DATA ENTRIES>
....

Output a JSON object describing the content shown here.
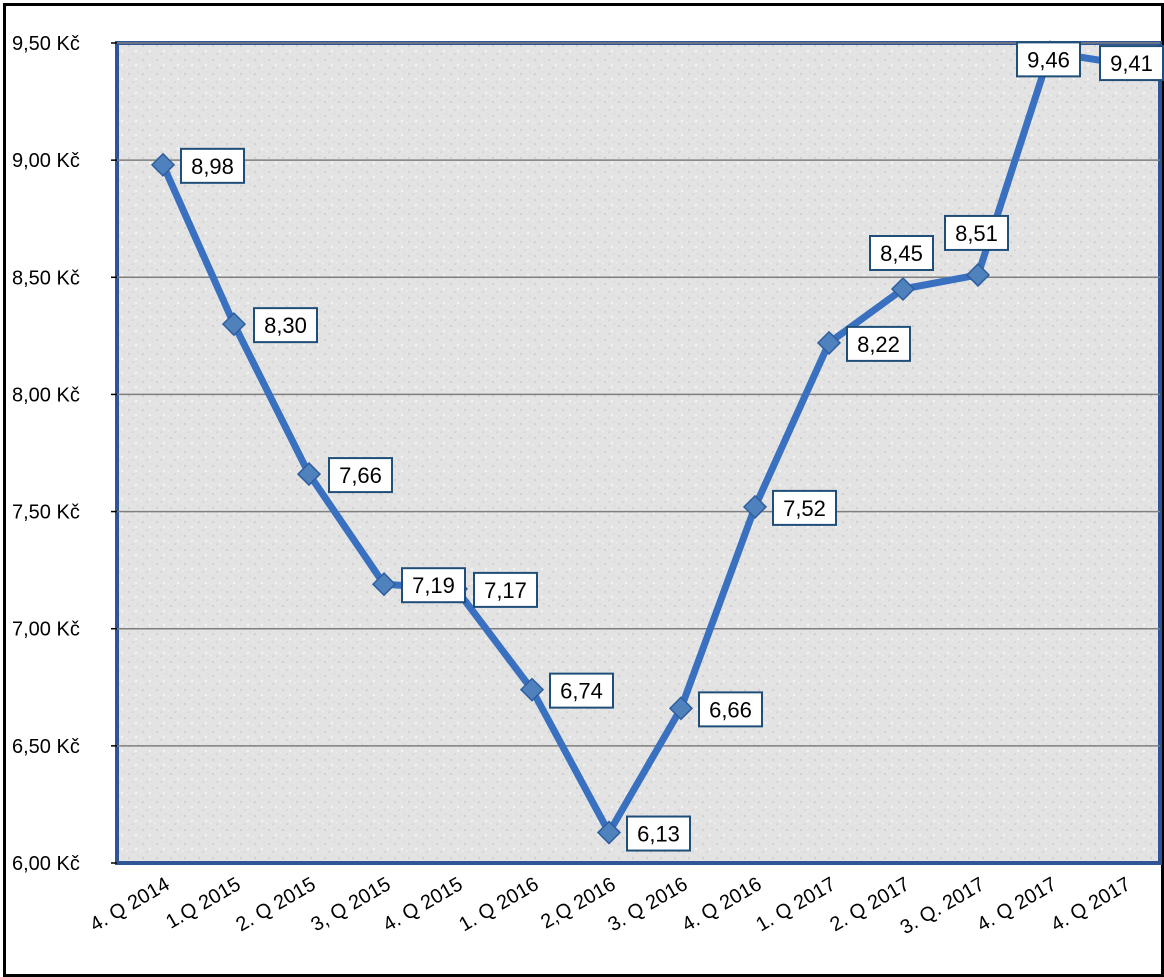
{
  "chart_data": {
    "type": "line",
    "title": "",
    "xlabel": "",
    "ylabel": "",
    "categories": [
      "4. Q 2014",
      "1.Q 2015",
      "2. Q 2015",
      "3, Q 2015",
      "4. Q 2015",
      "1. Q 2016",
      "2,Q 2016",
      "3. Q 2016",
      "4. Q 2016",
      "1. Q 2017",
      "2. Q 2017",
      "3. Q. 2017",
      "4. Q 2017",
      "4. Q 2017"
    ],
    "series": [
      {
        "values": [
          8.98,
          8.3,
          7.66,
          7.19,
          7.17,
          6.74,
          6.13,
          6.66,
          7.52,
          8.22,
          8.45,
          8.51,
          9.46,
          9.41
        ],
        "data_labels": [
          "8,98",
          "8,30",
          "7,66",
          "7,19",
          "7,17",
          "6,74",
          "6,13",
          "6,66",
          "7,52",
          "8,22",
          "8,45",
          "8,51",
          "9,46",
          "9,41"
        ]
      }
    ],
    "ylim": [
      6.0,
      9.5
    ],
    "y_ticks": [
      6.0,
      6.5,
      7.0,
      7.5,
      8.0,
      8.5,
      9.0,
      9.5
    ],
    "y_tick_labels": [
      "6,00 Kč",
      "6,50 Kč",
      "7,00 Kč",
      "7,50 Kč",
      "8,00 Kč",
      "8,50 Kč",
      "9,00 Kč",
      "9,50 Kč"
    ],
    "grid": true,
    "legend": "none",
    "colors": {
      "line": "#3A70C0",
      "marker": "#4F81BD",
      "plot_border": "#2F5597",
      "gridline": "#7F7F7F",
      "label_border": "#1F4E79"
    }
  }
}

....

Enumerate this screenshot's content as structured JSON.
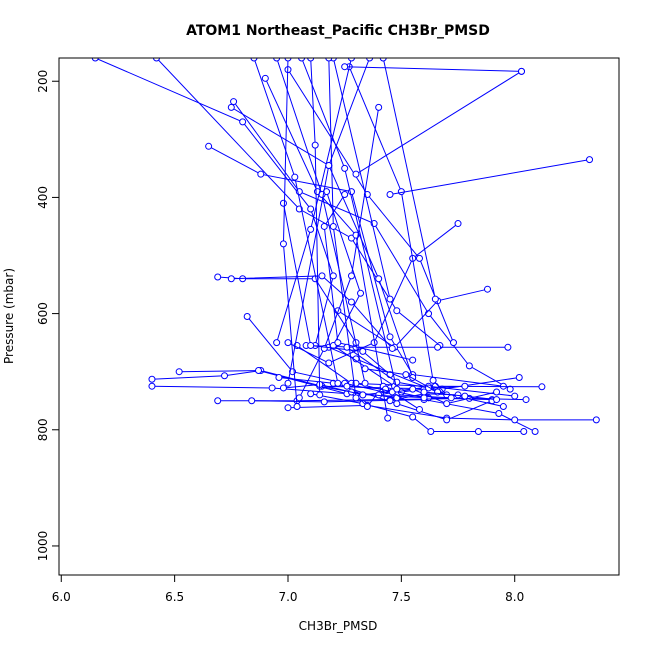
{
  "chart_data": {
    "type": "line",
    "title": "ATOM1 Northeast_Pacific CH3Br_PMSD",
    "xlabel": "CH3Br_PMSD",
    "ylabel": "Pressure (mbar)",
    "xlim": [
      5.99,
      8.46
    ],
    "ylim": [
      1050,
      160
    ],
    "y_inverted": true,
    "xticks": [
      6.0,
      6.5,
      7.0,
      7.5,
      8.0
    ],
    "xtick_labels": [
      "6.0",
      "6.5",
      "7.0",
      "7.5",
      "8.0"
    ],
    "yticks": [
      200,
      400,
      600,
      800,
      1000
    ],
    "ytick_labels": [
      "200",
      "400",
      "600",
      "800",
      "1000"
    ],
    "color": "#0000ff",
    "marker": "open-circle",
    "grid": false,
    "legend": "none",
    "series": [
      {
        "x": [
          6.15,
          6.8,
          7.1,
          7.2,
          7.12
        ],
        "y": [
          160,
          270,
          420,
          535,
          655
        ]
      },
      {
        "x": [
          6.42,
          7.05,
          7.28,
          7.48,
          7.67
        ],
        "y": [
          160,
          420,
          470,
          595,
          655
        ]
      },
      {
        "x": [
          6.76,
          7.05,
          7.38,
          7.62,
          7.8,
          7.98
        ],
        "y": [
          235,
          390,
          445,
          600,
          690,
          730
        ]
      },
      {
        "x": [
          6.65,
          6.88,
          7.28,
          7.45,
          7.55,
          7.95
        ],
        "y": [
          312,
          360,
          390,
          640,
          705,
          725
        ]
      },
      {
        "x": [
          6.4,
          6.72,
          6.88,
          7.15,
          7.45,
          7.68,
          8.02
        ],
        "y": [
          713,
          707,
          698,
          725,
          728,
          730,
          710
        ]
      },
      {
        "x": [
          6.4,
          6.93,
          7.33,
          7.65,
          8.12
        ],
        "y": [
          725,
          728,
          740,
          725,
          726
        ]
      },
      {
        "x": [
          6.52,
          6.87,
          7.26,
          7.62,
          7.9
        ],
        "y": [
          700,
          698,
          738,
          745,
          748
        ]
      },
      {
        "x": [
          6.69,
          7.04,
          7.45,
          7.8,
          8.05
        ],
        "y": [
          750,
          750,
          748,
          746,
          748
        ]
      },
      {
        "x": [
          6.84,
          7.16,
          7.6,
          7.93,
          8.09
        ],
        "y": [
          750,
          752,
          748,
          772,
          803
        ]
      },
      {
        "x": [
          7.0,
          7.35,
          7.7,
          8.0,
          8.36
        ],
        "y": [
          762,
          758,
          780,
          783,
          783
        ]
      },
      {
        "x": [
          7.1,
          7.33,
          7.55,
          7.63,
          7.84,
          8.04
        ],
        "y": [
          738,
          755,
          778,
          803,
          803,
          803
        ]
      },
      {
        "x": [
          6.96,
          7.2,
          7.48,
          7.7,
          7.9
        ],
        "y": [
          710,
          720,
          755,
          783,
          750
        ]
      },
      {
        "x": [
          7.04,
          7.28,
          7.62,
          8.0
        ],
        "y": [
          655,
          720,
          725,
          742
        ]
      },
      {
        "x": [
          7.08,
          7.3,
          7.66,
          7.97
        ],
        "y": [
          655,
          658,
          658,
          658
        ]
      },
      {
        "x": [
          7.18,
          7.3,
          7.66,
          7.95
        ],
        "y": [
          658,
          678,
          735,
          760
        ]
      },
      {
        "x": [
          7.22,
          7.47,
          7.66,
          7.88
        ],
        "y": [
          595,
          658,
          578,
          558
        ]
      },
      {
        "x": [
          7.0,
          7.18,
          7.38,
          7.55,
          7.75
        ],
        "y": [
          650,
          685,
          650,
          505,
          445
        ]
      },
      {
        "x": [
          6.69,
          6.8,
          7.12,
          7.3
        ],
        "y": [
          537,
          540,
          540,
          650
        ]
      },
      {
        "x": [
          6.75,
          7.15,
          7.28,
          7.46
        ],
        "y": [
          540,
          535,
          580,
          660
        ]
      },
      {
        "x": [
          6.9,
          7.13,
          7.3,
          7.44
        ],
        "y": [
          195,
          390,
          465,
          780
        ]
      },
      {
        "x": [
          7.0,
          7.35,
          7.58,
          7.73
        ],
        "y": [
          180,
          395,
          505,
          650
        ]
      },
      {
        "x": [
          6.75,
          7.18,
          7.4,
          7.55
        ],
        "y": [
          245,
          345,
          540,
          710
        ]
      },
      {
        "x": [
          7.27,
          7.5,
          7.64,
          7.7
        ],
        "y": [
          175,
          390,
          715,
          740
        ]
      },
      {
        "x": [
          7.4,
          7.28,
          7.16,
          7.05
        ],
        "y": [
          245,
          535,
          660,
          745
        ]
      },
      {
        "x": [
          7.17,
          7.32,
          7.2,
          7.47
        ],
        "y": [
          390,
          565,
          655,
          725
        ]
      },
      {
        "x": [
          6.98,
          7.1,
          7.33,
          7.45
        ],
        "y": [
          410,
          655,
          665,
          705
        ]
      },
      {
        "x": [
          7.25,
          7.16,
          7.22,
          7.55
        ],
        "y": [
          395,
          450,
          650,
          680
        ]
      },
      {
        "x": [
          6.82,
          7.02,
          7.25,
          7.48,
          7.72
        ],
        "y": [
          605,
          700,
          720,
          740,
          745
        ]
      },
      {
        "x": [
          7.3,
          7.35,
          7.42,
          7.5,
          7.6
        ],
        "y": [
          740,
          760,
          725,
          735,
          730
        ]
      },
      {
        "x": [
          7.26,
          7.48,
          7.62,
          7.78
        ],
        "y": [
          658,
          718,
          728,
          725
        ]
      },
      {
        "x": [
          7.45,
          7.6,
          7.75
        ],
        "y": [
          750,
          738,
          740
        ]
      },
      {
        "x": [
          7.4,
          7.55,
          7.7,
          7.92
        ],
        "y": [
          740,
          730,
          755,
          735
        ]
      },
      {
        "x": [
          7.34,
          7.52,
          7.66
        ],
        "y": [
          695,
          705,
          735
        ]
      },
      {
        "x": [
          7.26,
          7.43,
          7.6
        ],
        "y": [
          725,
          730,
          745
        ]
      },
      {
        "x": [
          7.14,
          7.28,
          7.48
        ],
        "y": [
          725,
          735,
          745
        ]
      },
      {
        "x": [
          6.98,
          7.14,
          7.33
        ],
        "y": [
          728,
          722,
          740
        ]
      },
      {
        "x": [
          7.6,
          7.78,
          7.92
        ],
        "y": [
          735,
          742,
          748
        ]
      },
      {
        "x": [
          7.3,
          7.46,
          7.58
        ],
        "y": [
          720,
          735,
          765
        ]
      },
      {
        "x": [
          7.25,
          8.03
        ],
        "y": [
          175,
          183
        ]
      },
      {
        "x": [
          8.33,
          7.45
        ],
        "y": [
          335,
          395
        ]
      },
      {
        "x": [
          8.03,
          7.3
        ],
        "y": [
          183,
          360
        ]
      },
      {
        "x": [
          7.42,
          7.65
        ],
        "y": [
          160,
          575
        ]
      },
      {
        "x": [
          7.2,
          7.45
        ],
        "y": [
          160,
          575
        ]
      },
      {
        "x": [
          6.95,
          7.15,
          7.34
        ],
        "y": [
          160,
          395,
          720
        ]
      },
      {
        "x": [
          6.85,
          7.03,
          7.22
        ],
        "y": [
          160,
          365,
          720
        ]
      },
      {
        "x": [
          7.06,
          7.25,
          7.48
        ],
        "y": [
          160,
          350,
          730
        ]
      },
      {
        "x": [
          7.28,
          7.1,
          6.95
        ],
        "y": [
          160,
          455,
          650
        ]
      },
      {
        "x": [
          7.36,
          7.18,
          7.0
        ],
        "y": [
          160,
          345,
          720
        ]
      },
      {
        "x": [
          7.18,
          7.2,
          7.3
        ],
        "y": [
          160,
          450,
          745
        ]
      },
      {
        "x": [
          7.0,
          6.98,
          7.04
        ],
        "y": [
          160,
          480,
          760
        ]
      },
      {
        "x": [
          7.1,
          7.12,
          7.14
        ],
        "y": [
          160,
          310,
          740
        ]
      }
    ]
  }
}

....

YOUR INSTRUCTIONS> Locate the word "JSON" in the records above, and return each line that has it.

FINAL RESULT>
Output a JSON object describing the content shown here.
Enumerate this screenshot's content as structured JSON.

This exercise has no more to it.